EXERCISE PROMPT: Report every line from the material that contains the word "this".
::::::::::
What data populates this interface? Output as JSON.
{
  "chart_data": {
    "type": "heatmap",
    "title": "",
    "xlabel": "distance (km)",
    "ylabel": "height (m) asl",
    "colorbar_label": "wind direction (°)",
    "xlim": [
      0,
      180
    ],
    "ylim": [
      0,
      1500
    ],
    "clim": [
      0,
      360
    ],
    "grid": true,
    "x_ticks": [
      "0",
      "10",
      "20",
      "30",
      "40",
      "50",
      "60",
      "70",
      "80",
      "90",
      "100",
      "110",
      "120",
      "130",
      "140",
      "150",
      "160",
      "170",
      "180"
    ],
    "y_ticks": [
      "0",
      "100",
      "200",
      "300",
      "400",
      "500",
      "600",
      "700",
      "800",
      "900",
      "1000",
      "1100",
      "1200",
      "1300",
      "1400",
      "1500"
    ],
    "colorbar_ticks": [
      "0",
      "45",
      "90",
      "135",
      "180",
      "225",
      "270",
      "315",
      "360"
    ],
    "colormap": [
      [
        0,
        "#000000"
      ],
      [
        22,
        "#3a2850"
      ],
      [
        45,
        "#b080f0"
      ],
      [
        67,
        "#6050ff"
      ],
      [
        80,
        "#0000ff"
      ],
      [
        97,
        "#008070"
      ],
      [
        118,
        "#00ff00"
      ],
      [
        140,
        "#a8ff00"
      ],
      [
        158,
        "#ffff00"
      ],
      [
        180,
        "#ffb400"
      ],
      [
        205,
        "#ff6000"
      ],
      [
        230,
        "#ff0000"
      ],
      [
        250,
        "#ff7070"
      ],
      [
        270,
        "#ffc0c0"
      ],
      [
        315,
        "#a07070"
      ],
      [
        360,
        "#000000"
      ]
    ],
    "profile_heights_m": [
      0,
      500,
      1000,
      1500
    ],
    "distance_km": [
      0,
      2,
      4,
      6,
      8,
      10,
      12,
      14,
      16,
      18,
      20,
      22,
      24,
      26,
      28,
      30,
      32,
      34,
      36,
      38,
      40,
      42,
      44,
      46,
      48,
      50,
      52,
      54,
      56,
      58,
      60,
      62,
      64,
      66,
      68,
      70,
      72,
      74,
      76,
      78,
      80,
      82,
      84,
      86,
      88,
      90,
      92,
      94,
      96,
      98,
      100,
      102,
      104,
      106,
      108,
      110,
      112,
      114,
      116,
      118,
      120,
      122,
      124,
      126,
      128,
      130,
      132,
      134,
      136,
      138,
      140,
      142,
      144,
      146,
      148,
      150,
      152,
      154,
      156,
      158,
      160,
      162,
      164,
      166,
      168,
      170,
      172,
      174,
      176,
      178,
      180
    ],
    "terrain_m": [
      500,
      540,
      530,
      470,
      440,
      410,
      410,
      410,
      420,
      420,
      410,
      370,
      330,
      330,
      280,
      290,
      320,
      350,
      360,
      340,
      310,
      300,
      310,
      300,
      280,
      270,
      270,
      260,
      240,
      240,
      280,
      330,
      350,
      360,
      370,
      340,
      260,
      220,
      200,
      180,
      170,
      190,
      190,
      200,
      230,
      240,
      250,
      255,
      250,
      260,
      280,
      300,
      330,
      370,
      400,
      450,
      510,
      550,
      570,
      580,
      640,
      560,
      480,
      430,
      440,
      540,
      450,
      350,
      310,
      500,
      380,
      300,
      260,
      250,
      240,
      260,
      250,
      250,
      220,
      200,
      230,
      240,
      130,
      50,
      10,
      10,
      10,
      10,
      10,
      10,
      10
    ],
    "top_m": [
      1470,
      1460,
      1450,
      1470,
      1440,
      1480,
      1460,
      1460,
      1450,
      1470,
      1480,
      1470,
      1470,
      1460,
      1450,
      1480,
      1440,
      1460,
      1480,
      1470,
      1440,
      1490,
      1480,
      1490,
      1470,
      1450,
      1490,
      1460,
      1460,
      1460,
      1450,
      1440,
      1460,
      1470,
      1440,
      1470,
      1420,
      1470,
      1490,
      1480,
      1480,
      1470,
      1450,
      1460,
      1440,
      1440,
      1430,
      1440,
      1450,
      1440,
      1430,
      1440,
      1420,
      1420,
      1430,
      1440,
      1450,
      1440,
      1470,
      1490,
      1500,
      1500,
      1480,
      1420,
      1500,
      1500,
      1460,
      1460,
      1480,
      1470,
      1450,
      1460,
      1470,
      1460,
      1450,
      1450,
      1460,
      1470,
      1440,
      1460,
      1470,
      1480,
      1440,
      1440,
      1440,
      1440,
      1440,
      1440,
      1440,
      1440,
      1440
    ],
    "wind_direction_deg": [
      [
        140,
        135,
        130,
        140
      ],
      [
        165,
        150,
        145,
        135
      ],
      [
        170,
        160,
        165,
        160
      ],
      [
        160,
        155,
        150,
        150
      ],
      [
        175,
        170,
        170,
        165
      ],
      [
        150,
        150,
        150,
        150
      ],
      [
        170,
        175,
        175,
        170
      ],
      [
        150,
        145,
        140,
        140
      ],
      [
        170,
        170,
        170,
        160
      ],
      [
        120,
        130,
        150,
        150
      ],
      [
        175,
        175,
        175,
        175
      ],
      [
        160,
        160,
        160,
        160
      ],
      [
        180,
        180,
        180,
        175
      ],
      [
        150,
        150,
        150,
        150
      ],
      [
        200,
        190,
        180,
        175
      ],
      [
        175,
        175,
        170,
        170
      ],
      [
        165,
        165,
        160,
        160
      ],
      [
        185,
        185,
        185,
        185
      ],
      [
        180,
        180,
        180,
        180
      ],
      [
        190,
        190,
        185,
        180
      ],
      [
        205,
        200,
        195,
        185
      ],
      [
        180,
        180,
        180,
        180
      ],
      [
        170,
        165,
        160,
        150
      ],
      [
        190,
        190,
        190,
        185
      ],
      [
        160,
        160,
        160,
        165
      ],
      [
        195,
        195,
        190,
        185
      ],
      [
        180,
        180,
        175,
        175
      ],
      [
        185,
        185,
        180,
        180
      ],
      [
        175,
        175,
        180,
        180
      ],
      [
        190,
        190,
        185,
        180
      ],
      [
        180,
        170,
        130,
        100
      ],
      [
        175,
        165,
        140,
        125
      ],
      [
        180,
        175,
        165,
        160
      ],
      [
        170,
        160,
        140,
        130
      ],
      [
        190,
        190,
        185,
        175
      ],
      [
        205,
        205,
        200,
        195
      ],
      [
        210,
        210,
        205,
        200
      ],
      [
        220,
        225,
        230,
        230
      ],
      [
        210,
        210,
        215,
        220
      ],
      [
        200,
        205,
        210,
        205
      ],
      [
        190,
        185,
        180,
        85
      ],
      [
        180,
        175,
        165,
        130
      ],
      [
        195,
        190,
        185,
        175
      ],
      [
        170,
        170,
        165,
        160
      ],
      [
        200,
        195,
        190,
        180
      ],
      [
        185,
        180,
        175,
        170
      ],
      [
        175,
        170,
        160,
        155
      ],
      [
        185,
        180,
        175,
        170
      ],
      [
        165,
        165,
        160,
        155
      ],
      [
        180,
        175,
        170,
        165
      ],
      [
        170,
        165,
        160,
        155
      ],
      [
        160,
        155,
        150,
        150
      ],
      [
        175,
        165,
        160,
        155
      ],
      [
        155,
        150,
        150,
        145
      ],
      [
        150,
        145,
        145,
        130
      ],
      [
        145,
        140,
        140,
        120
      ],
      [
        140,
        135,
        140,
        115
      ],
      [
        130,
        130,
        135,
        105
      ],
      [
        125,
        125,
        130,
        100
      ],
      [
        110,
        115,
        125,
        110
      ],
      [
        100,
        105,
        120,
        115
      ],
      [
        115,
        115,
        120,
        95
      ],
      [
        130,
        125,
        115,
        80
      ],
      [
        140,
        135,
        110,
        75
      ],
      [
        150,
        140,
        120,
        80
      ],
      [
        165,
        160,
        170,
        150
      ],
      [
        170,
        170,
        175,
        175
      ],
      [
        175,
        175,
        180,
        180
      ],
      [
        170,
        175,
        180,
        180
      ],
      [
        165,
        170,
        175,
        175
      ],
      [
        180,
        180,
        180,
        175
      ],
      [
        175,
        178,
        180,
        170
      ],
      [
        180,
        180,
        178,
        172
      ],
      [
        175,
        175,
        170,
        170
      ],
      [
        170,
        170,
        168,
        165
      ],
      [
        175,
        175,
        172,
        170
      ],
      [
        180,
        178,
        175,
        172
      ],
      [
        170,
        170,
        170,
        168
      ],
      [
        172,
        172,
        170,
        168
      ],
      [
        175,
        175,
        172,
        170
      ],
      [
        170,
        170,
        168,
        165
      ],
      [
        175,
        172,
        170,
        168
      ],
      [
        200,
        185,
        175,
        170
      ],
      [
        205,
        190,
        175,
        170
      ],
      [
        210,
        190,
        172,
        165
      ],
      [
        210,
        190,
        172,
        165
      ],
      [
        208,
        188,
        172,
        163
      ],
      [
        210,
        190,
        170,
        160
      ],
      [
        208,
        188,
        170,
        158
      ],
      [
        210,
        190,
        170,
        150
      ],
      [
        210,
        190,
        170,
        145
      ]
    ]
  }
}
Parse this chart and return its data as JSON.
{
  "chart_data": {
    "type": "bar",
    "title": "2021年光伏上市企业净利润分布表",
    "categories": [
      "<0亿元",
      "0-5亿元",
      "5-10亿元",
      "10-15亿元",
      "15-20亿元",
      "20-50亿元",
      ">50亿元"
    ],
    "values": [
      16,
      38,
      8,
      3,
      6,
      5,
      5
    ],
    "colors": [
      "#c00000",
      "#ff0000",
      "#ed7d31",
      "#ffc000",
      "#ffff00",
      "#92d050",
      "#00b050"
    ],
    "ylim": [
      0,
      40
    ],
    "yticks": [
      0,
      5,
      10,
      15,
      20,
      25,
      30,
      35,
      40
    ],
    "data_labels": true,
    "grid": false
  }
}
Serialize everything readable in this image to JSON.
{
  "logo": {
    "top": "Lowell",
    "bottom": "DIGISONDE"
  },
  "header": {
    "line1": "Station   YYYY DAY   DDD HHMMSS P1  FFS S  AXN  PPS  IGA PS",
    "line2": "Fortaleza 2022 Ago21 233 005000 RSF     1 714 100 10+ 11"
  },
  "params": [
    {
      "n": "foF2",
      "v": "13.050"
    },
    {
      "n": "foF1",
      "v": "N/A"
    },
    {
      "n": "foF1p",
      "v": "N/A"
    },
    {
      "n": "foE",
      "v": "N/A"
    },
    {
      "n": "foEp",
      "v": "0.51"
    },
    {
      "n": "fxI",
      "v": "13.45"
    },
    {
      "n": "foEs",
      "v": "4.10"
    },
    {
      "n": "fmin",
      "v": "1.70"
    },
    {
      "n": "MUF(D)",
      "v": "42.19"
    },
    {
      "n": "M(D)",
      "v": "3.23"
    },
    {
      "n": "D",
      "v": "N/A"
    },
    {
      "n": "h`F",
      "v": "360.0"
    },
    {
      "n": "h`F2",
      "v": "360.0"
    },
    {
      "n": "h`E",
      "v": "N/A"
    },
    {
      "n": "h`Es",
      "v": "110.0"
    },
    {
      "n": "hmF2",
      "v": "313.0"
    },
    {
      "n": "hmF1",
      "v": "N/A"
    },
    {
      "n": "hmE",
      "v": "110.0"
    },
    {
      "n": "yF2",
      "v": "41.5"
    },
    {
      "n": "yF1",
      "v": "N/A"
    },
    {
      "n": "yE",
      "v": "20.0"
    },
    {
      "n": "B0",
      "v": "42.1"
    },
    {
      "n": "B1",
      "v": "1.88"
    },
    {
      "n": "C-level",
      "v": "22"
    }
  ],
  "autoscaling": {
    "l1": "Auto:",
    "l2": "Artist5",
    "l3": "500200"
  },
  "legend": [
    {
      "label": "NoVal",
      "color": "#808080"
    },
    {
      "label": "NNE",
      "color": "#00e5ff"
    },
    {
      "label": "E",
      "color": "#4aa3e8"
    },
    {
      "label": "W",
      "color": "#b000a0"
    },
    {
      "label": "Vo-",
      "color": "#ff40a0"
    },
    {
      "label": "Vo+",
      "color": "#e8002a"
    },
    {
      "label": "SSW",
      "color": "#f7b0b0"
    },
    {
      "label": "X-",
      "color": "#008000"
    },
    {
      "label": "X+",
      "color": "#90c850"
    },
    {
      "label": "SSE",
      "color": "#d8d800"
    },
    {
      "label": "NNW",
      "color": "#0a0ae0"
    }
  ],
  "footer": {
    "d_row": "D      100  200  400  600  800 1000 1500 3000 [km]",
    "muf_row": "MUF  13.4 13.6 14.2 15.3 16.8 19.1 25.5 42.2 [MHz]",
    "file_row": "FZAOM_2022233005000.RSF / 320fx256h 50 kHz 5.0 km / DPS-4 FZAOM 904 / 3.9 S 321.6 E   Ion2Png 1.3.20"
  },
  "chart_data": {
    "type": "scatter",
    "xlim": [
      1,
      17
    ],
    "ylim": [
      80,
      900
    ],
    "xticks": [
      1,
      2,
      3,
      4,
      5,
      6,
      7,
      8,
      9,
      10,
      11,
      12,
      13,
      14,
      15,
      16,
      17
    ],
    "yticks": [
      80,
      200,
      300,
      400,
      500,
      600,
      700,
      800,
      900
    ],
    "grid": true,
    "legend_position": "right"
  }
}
::::::::::
EXERCISE RESULT:
What data populates this interface? Output as JSON.
Parse this chart and return its data as JSON.
Serialize everything readable in this image to JSON.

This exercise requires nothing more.